- _PROVIDED INFORMATION_:
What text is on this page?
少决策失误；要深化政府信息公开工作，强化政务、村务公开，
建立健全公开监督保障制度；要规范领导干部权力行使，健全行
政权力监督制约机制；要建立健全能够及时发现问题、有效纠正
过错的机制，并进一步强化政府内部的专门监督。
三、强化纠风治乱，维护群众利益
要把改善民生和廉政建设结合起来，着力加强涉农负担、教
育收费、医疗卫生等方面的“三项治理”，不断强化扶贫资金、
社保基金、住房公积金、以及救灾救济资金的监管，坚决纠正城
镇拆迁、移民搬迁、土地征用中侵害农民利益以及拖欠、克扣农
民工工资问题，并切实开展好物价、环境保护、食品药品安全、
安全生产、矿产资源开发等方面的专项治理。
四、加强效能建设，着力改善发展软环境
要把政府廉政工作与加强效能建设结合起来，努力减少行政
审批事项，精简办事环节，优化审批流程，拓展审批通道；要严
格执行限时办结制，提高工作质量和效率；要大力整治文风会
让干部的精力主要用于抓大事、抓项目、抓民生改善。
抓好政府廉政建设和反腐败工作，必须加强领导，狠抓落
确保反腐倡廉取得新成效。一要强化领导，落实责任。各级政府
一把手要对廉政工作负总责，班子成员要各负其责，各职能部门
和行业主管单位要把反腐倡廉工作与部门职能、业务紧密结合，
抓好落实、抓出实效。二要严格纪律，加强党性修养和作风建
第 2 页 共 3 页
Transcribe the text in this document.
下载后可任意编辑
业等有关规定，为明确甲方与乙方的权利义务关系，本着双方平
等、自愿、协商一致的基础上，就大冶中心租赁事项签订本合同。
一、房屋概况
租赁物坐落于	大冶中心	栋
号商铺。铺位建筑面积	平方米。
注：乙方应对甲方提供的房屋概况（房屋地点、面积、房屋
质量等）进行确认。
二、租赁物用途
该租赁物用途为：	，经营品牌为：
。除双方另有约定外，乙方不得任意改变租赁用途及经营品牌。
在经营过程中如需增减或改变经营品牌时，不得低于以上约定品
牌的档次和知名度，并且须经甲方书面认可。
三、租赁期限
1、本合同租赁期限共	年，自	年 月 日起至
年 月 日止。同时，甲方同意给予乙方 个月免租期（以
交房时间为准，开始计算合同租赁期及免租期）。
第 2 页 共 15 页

- _YOUR INSTRUCTIONS_:
Copy out all of the records shown above exactly.

- _SOLUTION_:
What text is on this page?
少决策失误；要深化政府信息公开工作，强化政务、村务公开，
建立健全公开监督保障制度；要规范领导干部权力行使，健全行
政权力监督制约机制；要建立健全能够及时发现问题、有效纠正
过错的机制，并进一步强化政府内部的专门监督。
三、强化纠风治乱，维护群众利益
要把改善民生和廉政建设结合起来，着力加强涉农负担、教
育收费、医疗卫生等方面的“三项治理”，不断强化扶贫资金、
社保基金、住房公积金、以及救灾救济资金的监管，坚决纠正城
镇拆迁、移民搬迁、土地征用中侵害农民利益以及拖欠、克扣农
民工工资问题，并切实开展好物价、环境保护、食品药品安全、
安全生产、矿产资源开发等方面的专项治理。
四、加强效能建设，着力改善发展软环境
要把政府廉政工作与加强效能建设结合起来，努力减少行政
审批事项，精简办事环节，优化审批流程，拓展审批通道；要严
格执行限时办结制，提高工作质量和效率；要大力整治文风会
让干部的精力主要用于抓大事、抓项目、抓民生改善。
抓好政府廉政建设和反腐败工作，必须加强领导，狠抓落
确保反腐倡廉取得新成效。一要强化领导，落实责任。各级政府
一把手要对廉政工作负总责，班子成员要各负其责，各职能部门
和行业主管单位要把反腐倡廉工作与部门职能、业务紧密结合，
抓好落实、抓出实效。二要严格纪律，加强党性修养和作风建
第 2 页 共 3 页
Transcribe the text in this document.
下载后可任意编辑
业等有关规定，为明确甲方与乙方的权利义务关系，本着双方平
等、自愿、协商一致的基础上，就大冶中心租赁事项签订本合同。
一、房屋概况
租赁物坐落于	大冶中心	栋
号商铺。铺位建筑面积	平方米。
注：乙方应对甲方提供的房屋概况（房屋地点、面积、房屋
质量等）进行确认。
二、租赁物用途
该租赁物用途为：	，经营品牌为：
。除双方另有约定外，乙方不得任意改变租赁用途及经营品牌。
在经营过程中如需增减或改变经营品牌时，不得低于以上约定品
牌的档次和知名度，并且须经甲方书面认可。
三、租赁期限
1、本合同租赁期限共	年，自	年 月 日起至
年 月 日止。同时，甲方同意给予乙方 个月免租期（以
交房时间为准，开始计算合同租赁期及免租期）。
第 2 页 共 15 页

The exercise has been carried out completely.